** Begin DOCUMENT EXTRACT **
Before getting on to the pressing business of setting dates for my own Spring workshops (see below) I thought some of you might be interested in the feltmaking and embroidery workshops I have attended myself in the past few months.  I’ve had a great time extending existing skills, learning new ones and, of course, getting together with lots of textile enthusiasts from around the world.

Last Autumn I travelled up to Big Cat Textiles in Newburgh, Scotland to take two feltmaking courses with Inge Bauer who set up Wollknoll, a centre for feltmaking in Germany.  During a 5-day period we did LOADS of feltmaking, starting with ultra fine nuno-felt (felting onto fabric) to make neckwear with beautiful draping qualities.  We used hand-dyed silk ponge fabric along with 19-micron merino wool tops, some of which were also hand-dyed by Inge using her own scientifically developed slow heatup/cooldown dyeing techniques.  Using such gorgeous materials is always a treat in itself.

These are some sample pieces made using different layouts to test shrinkage factors.  Everyone creates a different shrinkage factor according to how much fleece they use, how much they work into it, how hot their hands are, etc., so it’s important to find out what your own factor is before embarking on a larger piece of work which needs to be a certain size.  I went on to felt a number of lovely pieces of neck and wristwear using the measuring techniques learnt at the start of the week, and I have since gone on to develop the techniques further and complete a number of commissions from people who’ve seen me wear my own, and I am itching to find the time to make some new waistcoats to perfect my shrinkage knowhow.  We also made felt bags with multiple interior and exterior pockets which involved lots of layers and resists to stop each section felting to another.  Very complicated and time-consuming!

On to California – my eldest daughter moved to San Francisco last September and I went to visit her in Jan/Feb this year.  Not only did we have a great time exploring the city, driving down the the coast along Big Sur, meandering through central coast wine country and perusing the arty shops in Paso Robles, we also attended a couple of stitching workshops with my friend Meryl, a San Francisco resident whom I met on an Indian textile trip across Rajasthan and Gujarat in 2012.  Firstly, we joined a Hungarian Folk Embroidery workshop led by Sarah of Threadwritten Textiles.  Always fun to learn a new stitch – this technique is largely Open Chain stitch worked very closely together to form solid shapes.  Very similar to the use of the same stitch in Indian embroidery, where it is used in a more ‘open’ way to form ladder-like lines rather than shapes such as these.  It takes time and patience but the result can form beautiful shapes as you’ll see from some of the designs here.  My completed piece is used as an example on Sarah’s blog, so I must have done something right!
** End DOCUMENT EXTRACT **
* SET EXERCISE 1 *
Answer these questions using the workshop account.
(a) Where did the writer go to take two feltmaking courses with Inge Bauer?
(b) What micron count of merino wool tops was used?
(c) Who led the Hungarian Folk Embroidery workshop?
* SET EXERCISE 2 *
Retype the passage of the workshop account that begins with the words containing "Before getting on" and ends with "around the world.".
** Begin RAW DATA **
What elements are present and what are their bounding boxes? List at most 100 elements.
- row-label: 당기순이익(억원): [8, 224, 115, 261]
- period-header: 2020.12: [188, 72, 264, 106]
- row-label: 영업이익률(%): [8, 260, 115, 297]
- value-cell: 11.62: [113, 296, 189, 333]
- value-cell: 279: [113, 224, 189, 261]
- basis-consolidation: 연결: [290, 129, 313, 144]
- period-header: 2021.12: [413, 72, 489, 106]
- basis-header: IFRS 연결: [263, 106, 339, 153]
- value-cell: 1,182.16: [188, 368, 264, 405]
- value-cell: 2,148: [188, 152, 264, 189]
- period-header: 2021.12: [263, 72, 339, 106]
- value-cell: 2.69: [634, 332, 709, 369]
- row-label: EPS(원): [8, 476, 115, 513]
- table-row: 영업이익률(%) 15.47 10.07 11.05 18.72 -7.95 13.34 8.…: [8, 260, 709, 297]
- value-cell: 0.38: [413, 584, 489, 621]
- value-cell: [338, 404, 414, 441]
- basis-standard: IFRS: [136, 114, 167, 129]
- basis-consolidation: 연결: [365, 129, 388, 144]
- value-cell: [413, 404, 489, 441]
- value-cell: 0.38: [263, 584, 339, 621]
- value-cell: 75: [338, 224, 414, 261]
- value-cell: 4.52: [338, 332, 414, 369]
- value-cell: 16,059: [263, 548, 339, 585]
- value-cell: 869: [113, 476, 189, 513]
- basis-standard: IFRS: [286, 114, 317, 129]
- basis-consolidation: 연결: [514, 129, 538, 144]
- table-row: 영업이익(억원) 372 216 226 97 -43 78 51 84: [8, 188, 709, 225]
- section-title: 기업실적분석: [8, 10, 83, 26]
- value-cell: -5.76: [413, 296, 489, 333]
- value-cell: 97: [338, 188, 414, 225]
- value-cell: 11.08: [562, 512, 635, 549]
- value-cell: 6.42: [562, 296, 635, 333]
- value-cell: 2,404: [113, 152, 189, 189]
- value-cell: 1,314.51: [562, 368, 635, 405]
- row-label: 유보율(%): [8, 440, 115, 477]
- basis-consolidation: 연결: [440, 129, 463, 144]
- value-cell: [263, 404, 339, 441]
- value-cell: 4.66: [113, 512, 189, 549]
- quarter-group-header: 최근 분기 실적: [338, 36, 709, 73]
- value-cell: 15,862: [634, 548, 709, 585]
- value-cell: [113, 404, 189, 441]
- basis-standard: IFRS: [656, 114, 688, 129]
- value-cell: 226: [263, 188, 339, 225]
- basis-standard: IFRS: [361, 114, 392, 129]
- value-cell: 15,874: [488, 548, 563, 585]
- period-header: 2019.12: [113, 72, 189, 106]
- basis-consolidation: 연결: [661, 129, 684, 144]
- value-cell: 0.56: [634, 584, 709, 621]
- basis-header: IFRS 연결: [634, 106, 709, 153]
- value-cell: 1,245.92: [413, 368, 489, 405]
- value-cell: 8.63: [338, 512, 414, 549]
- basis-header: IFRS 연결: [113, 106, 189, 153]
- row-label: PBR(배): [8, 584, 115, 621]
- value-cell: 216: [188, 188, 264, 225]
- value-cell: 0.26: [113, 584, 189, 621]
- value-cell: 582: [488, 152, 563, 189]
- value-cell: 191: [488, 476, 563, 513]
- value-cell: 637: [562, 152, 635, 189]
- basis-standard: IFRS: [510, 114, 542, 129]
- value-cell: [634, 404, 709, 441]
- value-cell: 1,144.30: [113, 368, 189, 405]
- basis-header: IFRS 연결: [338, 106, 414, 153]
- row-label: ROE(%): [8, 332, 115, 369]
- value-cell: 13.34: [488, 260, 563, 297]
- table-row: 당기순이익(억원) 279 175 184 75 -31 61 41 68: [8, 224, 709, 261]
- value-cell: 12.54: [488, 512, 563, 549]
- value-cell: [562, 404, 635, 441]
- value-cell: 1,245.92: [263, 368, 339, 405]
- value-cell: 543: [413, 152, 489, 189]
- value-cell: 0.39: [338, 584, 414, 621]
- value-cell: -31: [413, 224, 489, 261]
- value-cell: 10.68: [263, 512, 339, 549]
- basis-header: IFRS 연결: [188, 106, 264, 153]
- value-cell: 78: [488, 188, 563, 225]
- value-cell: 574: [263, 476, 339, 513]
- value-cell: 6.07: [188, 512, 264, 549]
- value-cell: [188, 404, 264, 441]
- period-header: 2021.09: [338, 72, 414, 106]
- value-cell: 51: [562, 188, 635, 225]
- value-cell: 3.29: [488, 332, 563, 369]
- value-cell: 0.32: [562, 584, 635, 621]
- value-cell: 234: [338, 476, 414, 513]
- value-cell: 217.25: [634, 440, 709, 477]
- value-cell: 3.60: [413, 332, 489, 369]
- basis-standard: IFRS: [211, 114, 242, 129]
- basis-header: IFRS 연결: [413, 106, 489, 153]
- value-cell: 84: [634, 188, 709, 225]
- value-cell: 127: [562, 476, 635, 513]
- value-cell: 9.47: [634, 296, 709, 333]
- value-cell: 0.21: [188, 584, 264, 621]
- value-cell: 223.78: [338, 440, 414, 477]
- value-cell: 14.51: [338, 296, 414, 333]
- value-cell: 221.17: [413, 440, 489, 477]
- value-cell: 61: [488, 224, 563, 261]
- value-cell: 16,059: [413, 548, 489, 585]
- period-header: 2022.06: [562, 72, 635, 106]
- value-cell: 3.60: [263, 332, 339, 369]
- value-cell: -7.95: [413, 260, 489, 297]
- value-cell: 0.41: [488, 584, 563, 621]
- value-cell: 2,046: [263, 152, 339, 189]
** End RAW DATA **
* WRITTEN SOLUTION 1 *
(a) Big Cat Textiles in Newburgh, Scotland
(b) 19-micron
(c) Sarah of Threadwritten Textiles

* WRITTEN SOLUTION 2 *
Before getting on to the pressing business of setting dates for my own Spring workshops (see below) I thought some of you might be interested in the feltmaking and embroidery workshops I have attended myself in the past few months.  I’ve had a great time extending existing skills, learning new ones and, of course, getting together with lots of textile enthusiasts from around the world.